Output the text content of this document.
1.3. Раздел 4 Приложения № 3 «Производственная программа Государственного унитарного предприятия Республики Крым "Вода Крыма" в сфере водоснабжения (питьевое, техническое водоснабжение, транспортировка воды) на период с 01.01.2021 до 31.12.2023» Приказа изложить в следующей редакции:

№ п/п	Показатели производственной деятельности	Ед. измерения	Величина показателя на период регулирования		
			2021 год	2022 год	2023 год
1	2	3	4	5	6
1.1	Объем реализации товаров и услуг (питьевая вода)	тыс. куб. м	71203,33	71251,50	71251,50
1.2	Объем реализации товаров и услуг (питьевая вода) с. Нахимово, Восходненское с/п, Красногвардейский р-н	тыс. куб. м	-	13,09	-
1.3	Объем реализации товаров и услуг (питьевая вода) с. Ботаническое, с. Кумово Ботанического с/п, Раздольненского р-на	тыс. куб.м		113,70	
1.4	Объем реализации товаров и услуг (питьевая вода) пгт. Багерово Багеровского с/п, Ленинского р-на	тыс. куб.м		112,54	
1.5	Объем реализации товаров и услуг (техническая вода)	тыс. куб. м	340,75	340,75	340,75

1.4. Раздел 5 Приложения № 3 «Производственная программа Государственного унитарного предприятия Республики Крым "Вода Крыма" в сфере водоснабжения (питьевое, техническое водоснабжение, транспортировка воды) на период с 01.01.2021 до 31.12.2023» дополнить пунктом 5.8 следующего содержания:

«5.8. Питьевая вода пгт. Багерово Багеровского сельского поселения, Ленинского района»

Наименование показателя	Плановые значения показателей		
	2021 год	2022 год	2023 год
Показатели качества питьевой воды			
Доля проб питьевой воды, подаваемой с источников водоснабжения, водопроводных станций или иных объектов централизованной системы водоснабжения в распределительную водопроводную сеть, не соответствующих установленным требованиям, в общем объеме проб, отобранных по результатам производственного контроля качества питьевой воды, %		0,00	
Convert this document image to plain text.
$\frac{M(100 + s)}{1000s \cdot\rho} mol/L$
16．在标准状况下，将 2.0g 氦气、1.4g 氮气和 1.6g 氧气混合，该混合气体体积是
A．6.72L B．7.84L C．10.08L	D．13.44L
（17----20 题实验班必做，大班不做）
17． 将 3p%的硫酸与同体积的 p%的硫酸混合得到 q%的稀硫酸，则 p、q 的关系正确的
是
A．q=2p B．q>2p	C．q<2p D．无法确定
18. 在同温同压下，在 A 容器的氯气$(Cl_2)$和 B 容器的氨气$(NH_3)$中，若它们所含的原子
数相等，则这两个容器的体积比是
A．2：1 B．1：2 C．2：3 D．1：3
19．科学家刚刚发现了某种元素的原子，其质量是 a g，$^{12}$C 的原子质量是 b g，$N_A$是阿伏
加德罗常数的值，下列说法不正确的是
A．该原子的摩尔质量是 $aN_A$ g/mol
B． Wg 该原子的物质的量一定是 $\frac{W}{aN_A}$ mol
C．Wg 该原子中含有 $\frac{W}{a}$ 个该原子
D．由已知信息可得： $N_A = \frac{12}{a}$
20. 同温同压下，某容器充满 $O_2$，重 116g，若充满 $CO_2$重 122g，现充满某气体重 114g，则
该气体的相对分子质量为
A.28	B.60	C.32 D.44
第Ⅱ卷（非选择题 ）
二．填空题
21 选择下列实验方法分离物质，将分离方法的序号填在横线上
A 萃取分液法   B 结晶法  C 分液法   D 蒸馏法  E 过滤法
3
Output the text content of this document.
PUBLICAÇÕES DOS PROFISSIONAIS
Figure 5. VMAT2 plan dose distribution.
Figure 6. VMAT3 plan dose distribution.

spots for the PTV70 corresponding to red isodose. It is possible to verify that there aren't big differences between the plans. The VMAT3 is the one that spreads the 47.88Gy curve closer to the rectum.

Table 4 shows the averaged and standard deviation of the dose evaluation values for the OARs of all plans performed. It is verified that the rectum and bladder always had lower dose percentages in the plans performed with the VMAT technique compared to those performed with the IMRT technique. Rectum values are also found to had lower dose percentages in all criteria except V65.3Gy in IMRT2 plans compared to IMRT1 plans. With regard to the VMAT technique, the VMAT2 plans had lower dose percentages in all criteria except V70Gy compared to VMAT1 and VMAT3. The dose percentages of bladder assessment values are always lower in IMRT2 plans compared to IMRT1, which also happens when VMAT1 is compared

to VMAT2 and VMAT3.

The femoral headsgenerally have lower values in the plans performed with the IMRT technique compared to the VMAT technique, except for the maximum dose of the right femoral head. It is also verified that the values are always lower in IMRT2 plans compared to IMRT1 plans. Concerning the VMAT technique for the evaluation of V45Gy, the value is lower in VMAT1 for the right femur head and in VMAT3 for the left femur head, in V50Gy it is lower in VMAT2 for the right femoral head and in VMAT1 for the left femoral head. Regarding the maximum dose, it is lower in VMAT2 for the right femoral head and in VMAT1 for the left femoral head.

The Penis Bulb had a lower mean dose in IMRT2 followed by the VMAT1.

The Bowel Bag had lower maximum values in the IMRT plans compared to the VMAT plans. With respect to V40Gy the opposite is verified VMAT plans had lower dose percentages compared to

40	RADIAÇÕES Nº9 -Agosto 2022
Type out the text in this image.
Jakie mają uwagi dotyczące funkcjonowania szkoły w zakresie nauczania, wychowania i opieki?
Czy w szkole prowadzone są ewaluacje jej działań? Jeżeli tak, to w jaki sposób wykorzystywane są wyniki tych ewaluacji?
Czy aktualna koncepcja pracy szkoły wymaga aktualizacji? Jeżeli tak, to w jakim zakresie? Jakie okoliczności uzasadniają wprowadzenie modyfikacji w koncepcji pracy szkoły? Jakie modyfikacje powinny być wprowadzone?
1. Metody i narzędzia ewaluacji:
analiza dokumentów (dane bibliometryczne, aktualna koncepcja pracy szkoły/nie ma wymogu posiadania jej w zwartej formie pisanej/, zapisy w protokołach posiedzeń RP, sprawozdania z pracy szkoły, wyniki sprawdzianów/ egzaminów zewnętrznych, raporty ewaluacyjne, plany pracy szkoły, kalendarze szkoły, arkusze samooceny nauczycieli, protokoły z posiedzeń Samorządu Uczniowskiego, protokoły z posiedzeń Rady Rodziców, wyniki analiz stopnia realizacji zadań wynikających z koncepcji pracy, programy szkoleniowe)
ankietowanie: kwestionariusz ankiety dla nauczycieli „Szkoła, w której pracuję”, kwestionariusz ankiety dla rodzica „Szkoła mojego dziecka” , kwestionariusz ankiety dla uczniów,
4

☆ ☆ ☆ ☆

Problem requirements
Take the listing above and set it down exactly.

Response to this task
Output the text content of this document.
1.3. Раздел 4 Приложения № 3 «Производственная программа Государственного унитарного предприятия Республики Крым "Вода Крыма" в сфере водоснабжения (питьевое, техническое водоснабжение, транспортировка воды) на период с 01.01.2021 до 31.12.2023» Приказа изложить в следующей редакции:

№ п/п	Показатели производственной деятельности	Ед. измерения	Величина показателя на период регулирования		
			2021 год	2022 год	2023 год
1	2	3	4	5	6
1.1	Объем реализации товаров и услуг (питьевая вода)	тыс. куб. м	71203,33	71251,50	71251,50
1.2	Объем реализации товаров и услуг (питьевая вода) с. Нахимово, Восходненское с/п, Красногвардейский р-н	тыс. куб. м	-	13,09	-
1.3	Объем реализации товаров и услуг (питьевая вода) с. Ботаническое, с. Кумово Ботанического с/п, Раздольненского р-на	тыс. куб.м		113,70	
1.4	Объем реализации товаров и услуг (питьевая вода) пгт. Багерово Багеровского с/п, Ленинского р-на	тыс. куб.м		112,54	
1.5	Объем реализации товаров и услуг (техническая вода)	тыс. куб. м	340,75	340,75	340,75

1.4. Раздел 5 Приложения № 3 «Производственная программа Государственного унитарного предприятия Республики Крым "Вода Крыма" в сфере водоснабжения (питьевое, техническое водоснабжение, транспортировка воды) на период с 01.01.2021 до 31.12.2023» дополнить пунктом 5.8 следующего содержания:

«5.8. Питьевая вода пгт. Багерово Багеровского сельского поселения, Ленинского района»

Наименование показателя	Плановые значения показателей		
	2021 год	2022 год	2023 год
Показатели качества питьевой воды			
Доля проб питьевой воды, подаваемой с источников водоснабжения, водопроводных станций или иных объектов централизованной системы водоснабжения в распределительную водопроводную сеть, не соответствующих установленным требованиям, в общем объеме проб, отобранных по результатам производственного контроля качества питьевой воды, %		0,00	
Convert this document image to plain text.
$\frac{M(100 + s)}{1000s \cdot\rho} mol/L$
16．在标准状况下，将 2.0g 氦气、1.4g 氮气和 1.6g 氧气混合，该混合气体体积是
A．6.72L B．7.84L C．10.08L	D．13.44L
（17----20 题实验班必做，大班不做）
17． 将 3p%的硫酸与同体积的 p%的硫酸混合得到 q%的稀硫酸，则 p、q 的关系正确的
是
A．q=2p B．q>2p	C．q<2p D．无法确定
18. 在同温同压下，在 A 容器的氯气$(Cl_2)$和 B 容器的氨气$(NH_3)$中，若它们所含的原子
数相等，则这两个容器的体积比是
A．2：1 B．1：2 C．2：3 D．1：3
19．科学家刚刚发现了某种元素的原子，其质量是 a g，$^{12}$C 的原子质量是 b g，$N_A$是阿伏
加德罗常数的值，下列说法不正确的是
A．该原子的摩尔质量是 $aN_A$ g/mol
B． Wg 该原子的物质的量一定是 $\frac{W}{aN_A}$ mol
C．Wg 该原子中含有 $\frac{W}{a}$ 个该原子
D．由已知信息可得： $N_A = \frac{12}{a}$
20. 同温同压下，某容器充满 $O_2$，重 116g，若充满 $CO_2$重 122g，现充满某气体重 114g，则
该气体的相对分子质量为
A.28	B.60	C.32 D.44
第Ⅱ卷（非选择题 ）
二．填空题
21 选择下列实验方法分离物质，将分离方法的序号填在横线上
A 萃取分液法   B 结晶法  C 分液法   D 蒸馏法  E 过滤法
3
Output the text content of this document.
PUBLICAÇÕES DOS PROFISSIONAIS
Figure 5. VMAT2 plan dose distribution.
Figure 6. VMAT3 plan dose distribution.

spots for the PTV70 corresponding to red isodose. It is possible to verify that there aren't big differences between the plans. The VMAT3 is the one that spreads the 47.88Gy curve closer to the rectum.

Table 4 shows the averaged and standard deviation of the dose evaluation values for the OARs of all plans performed. It is verified that the rectum and bladder always had lower dose percentages in the plans performed with the VMAT technique compared to those performed with the IMRT technique. Rectum values are also found to had lower dose percentages in all criteria except V65.3Gy in IMRT2 plans compared to IMRT1 plans. With regard to the VMAT technique, the VMAT2 plans had lower dose percentages in all criteria except V70Gy compared to VMAT1 and VMAT3. The dose percentages of bladder assessment values are always lower in IMRT2 plans compared to IMRT1, which also happens when VMAT1 is compared

to VMAT2 and VMAT3.

The femoral headsgenerally have lower values in the plans performed with the IMRT technique compared to the VMAT technique, except for the maximum dose of the right femoral head. It is also verified that the values are always lower in IMRT2 plans compared to IMRT1 plans. Concerning the VMAT technique for the evaluation of V45Gy, the value is lower in VMAT1 for the right femur head and in VMAT3 for the left femur head, in V50Gy it is lower in VMAT2 for the right femoral head and in VMAT1 for the left femoral head. Regarding the maximum dose, it is lower in VMAT2 for the right femoral head and in VMAT1 for the left femoral head.

The Penis Bulb had a lower mean dose in IMRT2 followed by the VMAT1.

The Bowel Bag had lower maximum values in the IMRT plans compared to the VMAT plans. With respect to V40Gy the opposite is verified VMAT plans had lower dose percentages compared to

40	RADIAÇÕES Nº9 -Agosto 2022
Type out the text in this image.
Jakie mają uwagi dotyczące funkcjonowania szkoły w zakresie nauczania, wychowania i opieki?
Czy w szkole prowadzone są ewaluacje jej działań? Jeżeli tak, to w jaki sposób wykorzystywane są wyniki tych ewaluacji?
Czy aktualna koncepcja pracy szkoły wymaga aktualizacji? Jeżeli tak, to w jakim zakresie? Jakie okoliczności uzasadniają wprowadzenie modyfikacji w koncepcji pracy szkoły? Jakie modyfikacje powinny być wprowadzone?
1. Metody i narzędzia ewaluacji:
analiza dokumentów (dane bibliometryczne, aktualna koncepcja pracy szkoły/nie ma wymogu posiadania jej w zwartej formie pisanej/, zapisy w protokołach posiedzeń RP, sprawozdania z pracy szkoły, wyniki sprawdzianów/ egzaminów zewnętrznych, raporty ewaluacyjne, plany pracy szkoły, kalendarze szkoły, arkusze samooceny nauczycieli, protokoły z posiedzeń Samorządu Uczniowskiego, protokoły z posiedzeń Rady Rodziców, wyniki analiz stopnia realizacji zadań wynikających z koncepcji pracy, programy szkoleniowe)
ankietowanie: kwestionariusz ankiety dla nauczycieli „Szkoła, w której pracuję”, kwestionariusz ankiety dla rodzica „Szkoła mojego dziecka” , kwestionariusz ankiety dla uczniów,
4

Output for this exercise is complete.